*Text block*.
↓

Now, the next thing I want to talk about is what happens when the ID isn't correct, and this is going to be the case because, remember, our API is going to be getting this ID from the user, which means that if the ID isn't correct we don't want our code to fail, we want to elegantly handle these errors. To prove this I'm going to go ahead and tweak the ID a little bit. IDs do have specific protocols so what I want you to do, for this example, is find a number in your ID. I'm going to go with the first character because it happens to be a number, and just increment it by one. I'm going to go from 5 to 6. Now we have a valid ID but the ID is not going to be in the database because I tweaked it, and obviously the other Todo in the database does not match this ID.
Now, with this in place, you can see as we restart the server we get an empty array for the find call, and we get null for both findOne and findById:

When your ID does not match anything in the database, an error is not going to get thrown; it's still going to fire the success case, it's just going to fire it either with an empty array or with null, which means when we want to handle that case where the ID doesn't exist in the database, all we have to do is add an if statement. Inside the Todo.findById statement, I can add an if statement. If there is no todo, we're going to do something, and that something is going to be to use return which prevents the rest of the function from executing, and we'll print a little message, console.log('Id not found'):
Todo.findById(id).then((todo) => {
if(!todo) {
return console.log('Id not found');
}
console.log('Todo By Id', todo);
});
Now if I save the file the last call should look a little different:

As shown in the preceding screenshot, instead of getting Todo with null, we get Id not found, and this is perfect. Now we know how to query using findOne and findById, and we also know how to handle situations where the ID you're querying for doesn't actually exist inside of the collection. I'm going to set the ID back to its original value, changing 6 to 5, and if I save the file, nodemon's going to restart and we're going to get our document back.

↑

*Requirement 1*.
In the walkthrough, what does the findById call return when the ID does not exist in the database?
*Requirement 2*.
Rewrite the part of the walkthrough that opens with "As shown in" and closes with "our document back.", swapping "screenshot" for "figure".

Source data
↓

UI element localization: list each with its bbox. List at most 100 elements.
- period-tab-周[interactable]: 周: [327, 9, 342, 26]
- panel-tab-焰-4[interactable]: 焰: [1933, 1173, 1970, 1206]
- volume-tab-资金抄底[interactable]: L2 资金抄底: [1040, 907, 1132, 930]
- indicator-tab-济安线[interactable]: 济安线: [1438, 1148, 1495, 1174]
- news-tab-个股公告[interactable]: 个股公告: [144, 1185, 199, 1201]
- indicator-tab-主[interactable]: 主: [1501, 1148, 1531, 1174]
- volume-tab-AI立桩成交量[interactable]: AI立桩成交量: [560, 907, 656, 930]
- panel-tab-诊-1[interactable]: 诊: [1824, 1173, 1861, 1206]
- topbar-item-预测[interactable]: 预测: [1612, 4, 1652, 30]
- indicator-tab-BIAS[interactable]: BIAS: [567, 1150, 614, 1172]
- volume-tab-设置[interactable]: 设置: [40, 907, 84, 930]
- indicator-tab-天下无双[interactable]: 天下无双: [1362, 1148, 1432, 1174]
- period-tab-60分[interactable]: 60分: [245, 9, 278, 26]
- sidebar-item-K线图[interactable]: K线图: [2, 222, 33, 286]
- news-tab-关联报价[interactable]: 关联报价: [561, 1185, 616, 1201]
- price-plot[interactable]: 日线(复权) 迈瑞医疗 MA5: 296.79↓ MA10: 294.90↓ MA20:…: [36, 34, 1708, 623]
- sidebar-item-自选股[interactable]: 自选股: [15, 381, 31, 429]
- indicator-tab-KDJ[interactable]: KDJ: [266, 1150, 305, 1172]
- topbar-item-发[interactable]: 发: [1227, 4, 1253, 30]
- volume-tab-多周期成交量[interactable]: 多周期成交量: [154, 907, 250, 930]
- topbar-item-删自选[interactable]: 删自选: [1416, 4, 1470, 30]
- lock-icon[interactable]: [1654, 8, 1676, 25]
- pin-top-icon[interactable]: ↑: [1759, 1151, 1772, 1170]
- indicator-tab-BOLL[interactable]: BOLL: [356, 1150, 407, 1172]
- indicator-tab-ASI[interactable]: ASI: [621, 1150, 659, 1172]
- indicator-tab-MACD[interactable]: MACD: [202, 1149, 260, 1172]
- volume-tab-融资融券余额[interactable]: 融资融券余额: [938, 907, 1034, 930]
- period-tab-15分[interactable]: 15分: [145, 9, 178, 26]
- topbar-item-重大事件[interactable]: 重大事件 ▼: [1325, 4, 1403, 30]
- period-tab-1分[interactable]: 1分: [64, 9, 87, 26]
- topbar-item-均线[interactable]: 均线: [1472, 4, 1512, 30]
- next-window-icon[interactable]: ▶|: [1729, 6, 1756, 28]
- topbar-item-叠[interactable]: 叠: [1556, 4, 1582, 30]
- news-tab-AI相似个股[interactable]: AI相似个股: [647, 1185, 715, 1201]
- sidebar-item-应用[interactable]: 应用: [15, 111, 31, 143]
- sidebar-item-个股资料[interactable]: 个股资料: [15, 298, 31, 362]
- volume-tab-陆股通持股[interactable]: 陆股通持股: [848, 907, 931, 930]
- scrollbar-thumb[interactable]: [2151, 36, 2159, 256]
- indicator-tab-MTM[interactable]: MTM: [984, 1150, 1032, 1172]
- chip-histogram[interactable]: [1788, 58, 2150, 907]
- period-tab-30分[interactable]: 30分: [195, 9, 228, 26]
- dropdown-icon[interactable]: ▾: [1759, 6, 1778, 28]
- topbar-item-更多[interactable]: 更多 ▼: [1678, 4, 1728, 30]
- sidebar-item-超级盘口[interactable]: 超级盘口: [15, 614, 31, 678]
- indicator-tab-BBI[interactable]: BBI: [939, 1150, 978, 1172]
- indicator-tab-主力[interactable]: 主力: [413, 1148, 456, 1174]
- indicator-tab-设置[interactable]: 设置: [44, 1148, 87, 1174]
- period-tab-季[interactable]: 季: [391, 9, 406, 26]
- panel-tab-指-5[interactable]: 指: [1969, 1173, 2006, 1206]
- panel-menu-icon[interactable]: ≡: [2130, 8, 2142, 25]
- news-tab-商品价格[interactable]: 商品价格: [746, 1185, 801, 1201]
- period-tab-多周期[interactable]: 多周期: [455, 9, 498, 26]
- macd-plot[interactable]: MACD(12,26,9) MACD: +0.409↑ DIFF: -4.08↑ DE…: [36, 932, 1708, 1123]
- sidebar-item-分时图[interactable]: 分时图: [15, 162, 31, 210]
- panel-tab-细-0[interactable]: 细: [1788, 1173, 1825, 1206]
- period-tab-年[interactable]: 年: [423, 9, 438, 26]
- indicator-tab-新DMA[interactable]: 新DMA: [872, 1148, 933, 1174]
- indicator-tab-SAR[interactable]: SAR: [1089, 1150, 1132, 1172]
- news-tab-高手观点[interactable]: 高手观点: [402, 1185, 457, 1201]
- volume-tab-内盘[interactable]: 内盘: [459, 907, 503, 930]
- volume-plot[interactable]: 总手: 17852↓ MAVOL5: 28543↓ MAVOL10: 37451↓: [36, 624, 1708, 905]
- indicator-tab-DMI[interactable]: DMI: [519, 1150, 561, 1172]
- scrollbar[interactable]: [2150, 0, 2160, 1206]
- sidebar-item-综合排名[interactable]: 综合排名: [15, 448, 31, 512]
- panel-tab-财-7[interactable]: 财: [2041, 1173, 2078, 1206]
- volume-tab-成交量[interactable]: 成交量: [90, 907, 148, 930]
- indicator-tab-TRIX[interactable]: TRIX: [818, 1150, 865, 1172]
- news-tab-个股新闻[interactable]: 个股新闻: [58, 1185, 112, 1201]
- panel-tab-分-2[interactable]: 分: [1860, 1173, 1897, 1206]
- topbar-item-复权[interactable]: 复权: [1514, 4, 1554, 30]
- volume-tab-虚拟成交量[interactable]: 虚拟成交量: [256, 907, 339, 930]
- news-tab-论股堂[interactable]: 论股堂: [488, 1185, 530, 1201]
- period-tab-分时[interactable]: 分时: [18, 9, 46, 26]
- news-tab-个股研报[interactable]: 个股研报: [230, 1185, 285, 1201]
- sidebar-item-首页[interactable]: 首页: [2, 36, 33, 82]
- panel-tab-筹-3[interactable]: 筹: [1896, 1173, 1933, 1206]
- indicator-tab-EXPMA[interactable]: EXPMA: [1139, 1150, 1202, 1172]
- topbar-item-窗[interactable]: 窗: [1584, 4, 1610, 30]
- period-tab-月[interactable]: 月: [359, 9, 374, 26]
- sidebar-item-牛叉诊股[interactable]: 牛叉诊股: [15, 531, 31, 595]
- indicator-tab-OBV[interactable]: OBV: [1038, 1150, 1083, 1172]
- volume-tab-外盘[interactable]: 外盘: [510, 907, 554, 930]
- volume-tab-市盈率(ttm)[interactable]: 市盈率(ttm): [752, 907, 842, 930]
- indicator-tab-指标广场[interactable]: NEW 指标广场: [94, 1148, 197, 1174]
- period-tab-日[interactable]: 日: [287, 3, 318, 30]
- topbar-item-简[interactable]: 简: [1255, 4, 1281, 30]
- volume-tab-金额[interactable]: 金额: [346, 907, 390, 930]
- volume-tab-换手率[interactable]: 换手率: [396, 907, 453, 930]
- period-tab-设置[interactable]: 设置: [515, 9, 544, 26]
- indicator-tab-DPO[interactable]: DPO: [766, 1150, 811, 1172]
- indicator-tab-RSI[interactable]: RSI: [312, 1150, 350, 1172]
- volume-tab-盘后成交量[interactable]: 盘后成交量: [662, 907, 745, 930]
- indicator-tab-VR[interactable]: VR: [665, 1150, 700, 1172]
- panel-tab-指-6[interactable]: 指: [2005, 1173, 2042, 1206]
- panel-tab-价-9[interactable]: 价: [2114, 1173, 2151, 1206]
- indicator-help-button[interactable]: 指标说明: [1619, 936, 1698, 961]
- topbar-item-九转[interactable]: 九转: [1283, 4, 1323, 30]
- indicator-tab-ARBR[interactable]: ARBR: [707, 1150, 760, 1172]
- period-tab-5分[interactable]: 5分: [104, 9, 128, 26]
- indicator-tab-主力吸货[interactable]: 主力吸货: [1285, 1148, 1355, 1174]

↑

*Answer section 1*.
It returns null.

*Answer section 2*.
As shown in the preceding figure, instead of getting Todo with null, we get Id not found, and this is perfect. Now we know how to query using findOne and findById, and we also know how to handle situations where the ID you're querying for doesn't actually exist inside of the collection. I'm going to set the ID back to its original value, changing 6 to 5, and if I save the file, nodemon's going to restart and we're going to get our document back.